LISTING:
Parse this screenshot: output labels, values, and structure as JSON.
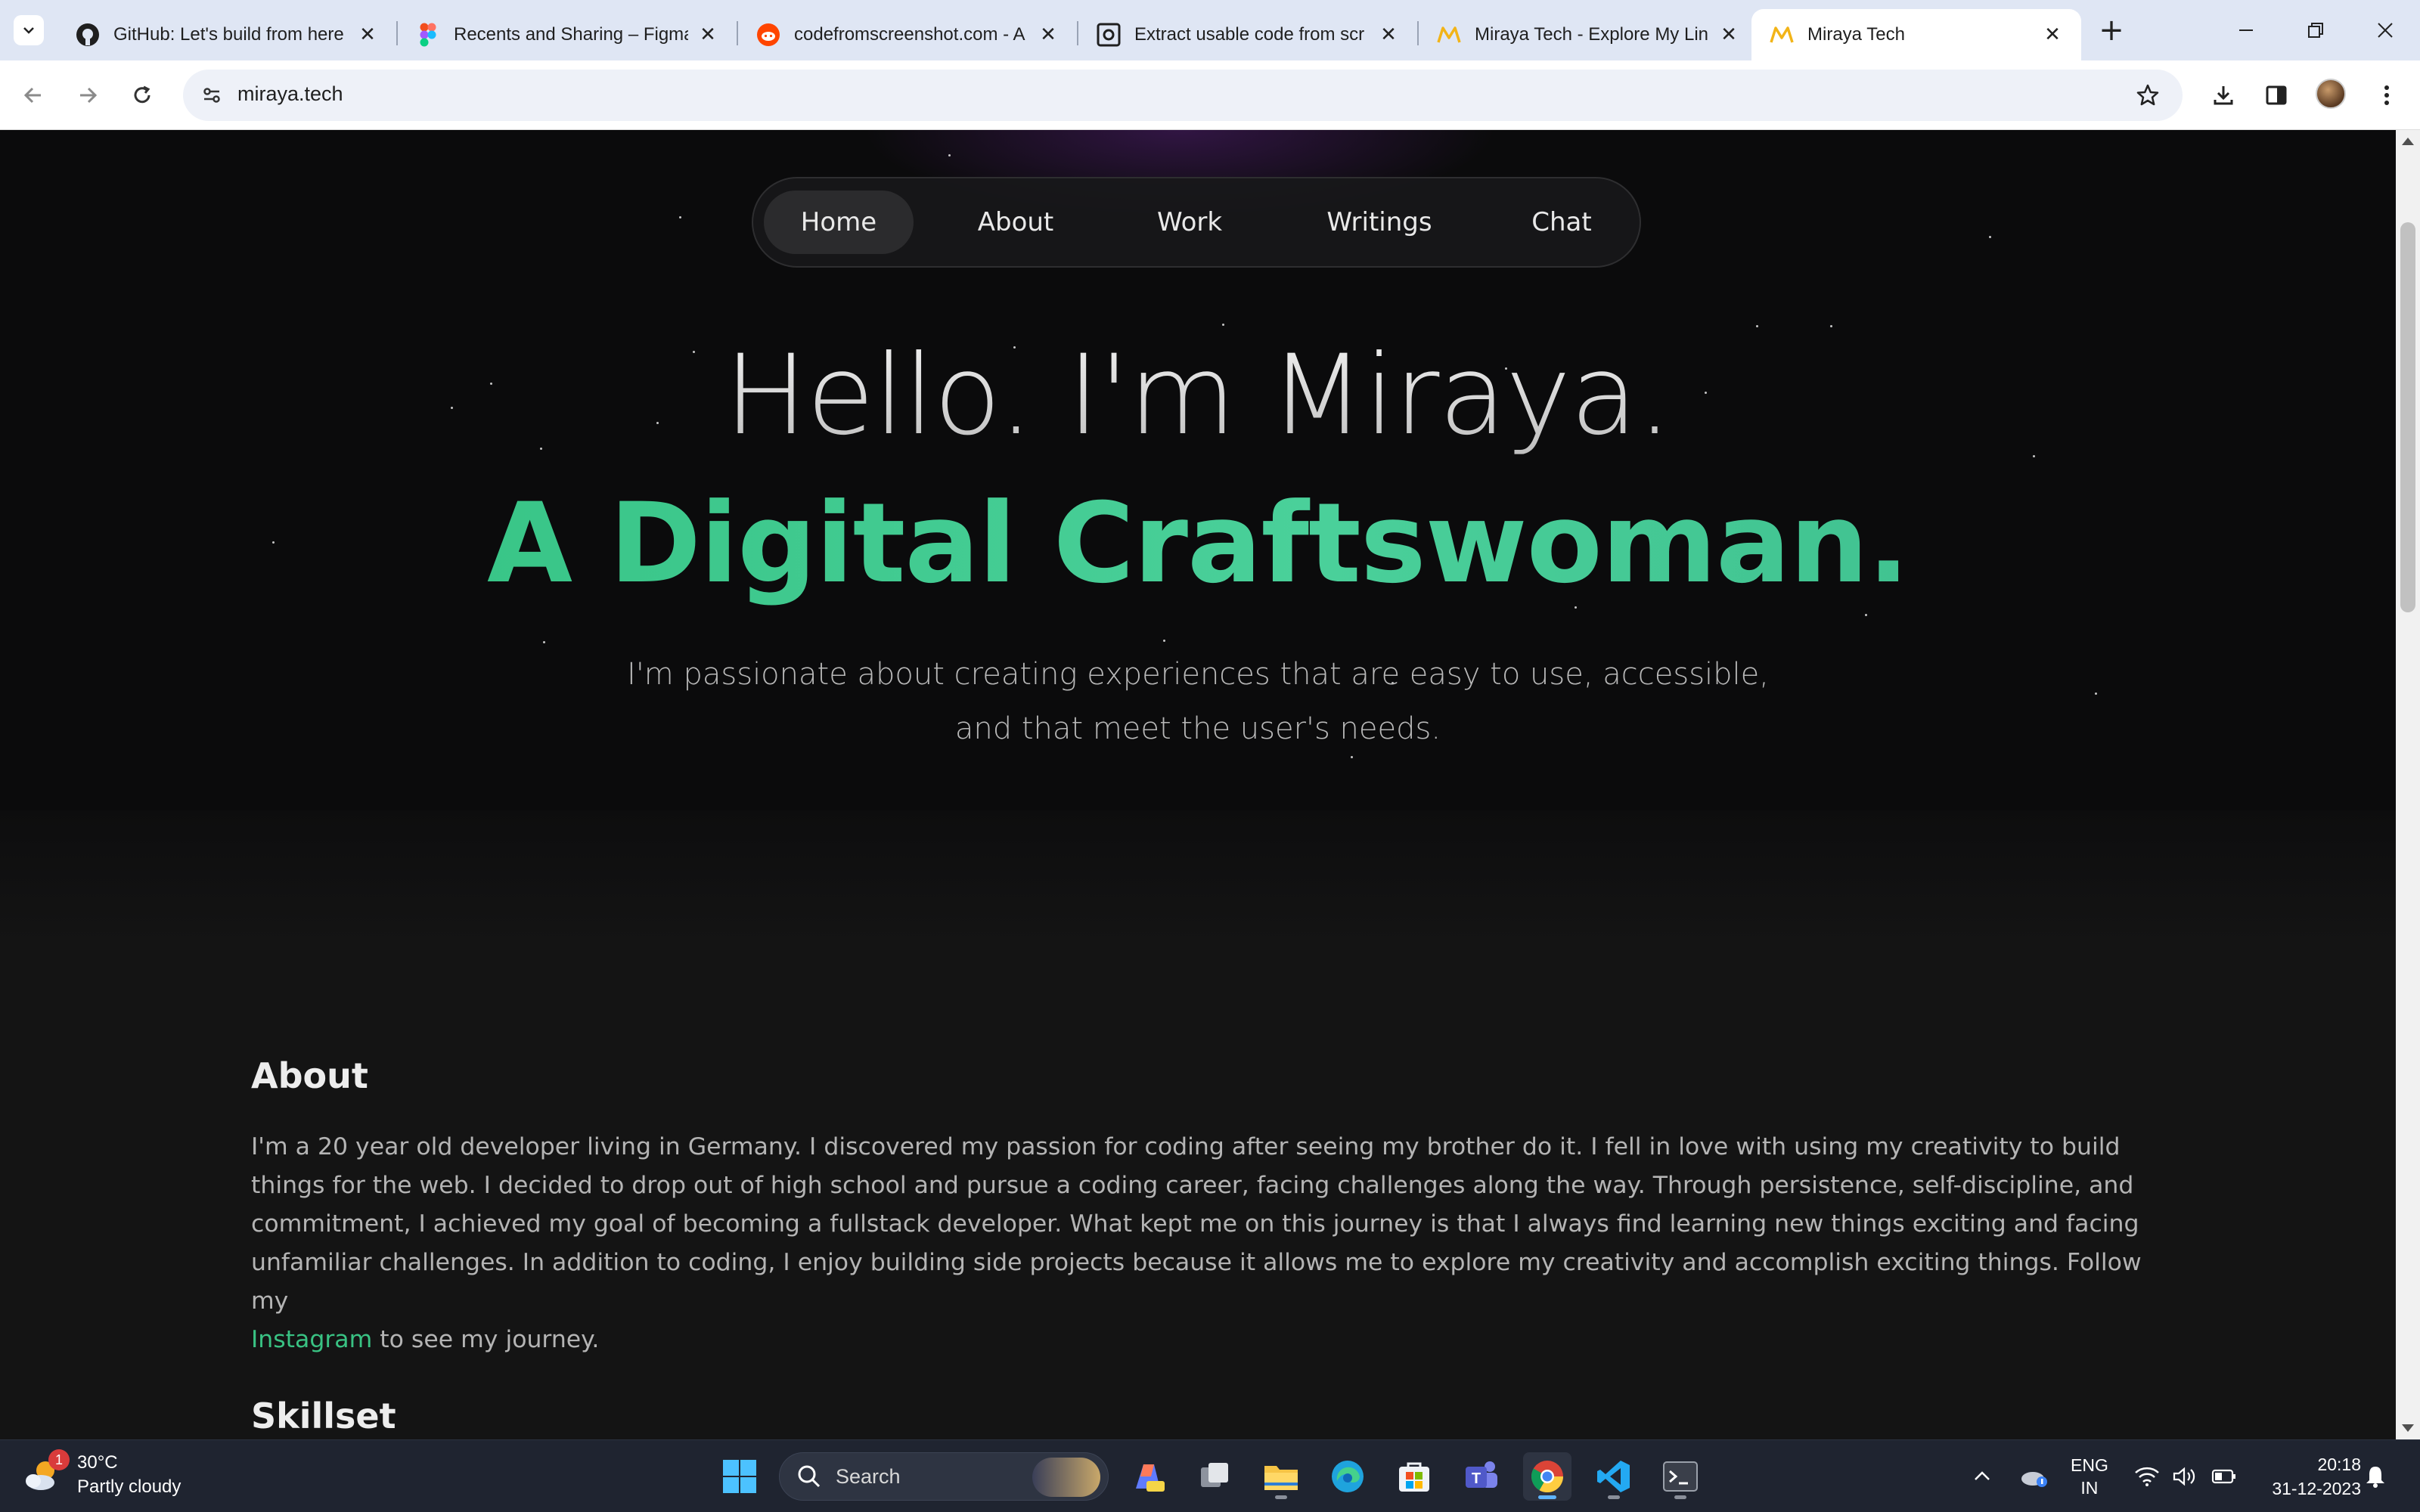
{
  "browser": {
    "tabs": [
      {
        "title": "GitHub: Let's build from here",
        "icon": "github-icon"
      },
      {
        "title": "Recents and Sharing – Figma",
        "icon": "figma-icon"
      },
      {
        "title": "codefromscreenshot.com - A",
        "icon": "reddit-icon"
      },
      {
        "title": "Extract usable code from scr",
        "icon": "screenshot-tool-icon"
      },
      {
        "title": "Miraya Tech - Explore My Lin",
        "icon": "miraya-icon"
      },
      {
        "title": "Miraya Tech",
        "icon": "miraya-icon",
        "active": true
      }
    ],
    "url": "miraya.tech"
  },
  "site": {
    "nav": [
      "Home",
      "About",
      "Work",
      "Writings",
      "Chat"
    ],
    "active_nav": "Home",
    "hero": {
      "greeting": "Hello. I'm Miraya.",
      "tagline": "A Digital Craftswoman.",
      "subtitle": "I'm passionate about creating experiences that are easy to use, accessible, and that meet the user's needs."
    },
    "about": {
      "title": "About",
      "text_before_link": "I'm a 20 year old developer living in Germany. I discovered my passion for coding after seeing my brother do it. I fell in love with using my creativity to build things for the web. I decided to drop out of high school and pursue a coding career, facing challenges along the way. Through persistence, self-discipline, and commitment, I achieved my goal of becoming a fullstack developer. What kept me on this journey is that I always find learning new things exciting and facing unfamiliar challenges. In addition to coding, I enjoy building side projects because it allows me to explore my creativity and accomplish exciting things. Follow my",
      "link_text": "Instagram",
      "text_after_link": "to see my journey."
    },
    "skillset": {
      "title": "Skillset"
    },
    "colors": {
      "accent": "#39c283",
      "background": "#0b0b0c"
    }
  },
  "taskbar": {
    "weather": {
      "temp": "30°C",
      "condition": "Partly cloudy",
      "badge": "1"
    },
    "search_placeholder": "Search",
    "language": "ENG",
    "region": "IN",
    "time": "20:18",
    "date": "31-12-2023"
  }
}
* * *
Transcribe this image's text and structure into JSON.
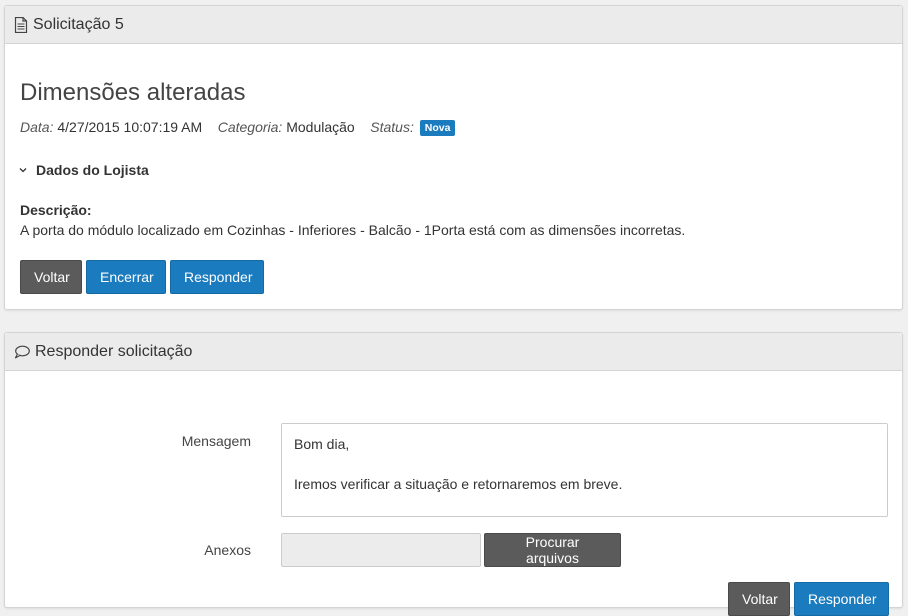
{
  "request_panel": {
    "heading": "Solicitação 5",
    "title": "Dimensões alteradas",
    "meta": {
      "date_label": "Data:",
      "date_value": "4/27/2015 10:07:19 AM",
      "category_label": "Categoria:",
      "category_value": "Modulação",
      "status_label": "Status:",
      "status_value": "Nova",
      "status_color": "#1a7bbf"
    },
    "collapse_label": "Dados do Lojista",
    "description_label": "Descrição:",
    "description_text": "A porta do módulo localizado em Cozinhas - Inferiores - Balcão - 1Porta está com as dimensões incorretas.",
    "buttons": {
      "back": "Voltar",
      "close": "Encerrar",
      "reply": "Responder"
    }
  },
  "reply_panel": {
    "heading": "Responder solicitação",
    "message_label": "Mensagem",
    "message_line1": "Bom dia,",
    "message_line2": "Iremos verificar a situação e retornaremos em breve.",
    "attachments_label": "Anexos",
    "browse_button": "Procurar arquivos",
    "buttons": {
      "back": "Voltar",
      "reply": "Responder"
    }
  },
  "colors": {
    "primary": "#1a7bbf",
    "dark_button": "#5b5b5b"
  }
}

PROBLEM:
Using the material above, copy every line in which the string "icon" occurs.

OUTPUT FOR THIS TASK:
        "icon": "github-icon"
        "icon": "figma-icon"
        "icon": "reddit-icon"
        "icon": "screenshot-tool-icon"
        "icon": "miraya-icon"
        "icon": "miraya-icon",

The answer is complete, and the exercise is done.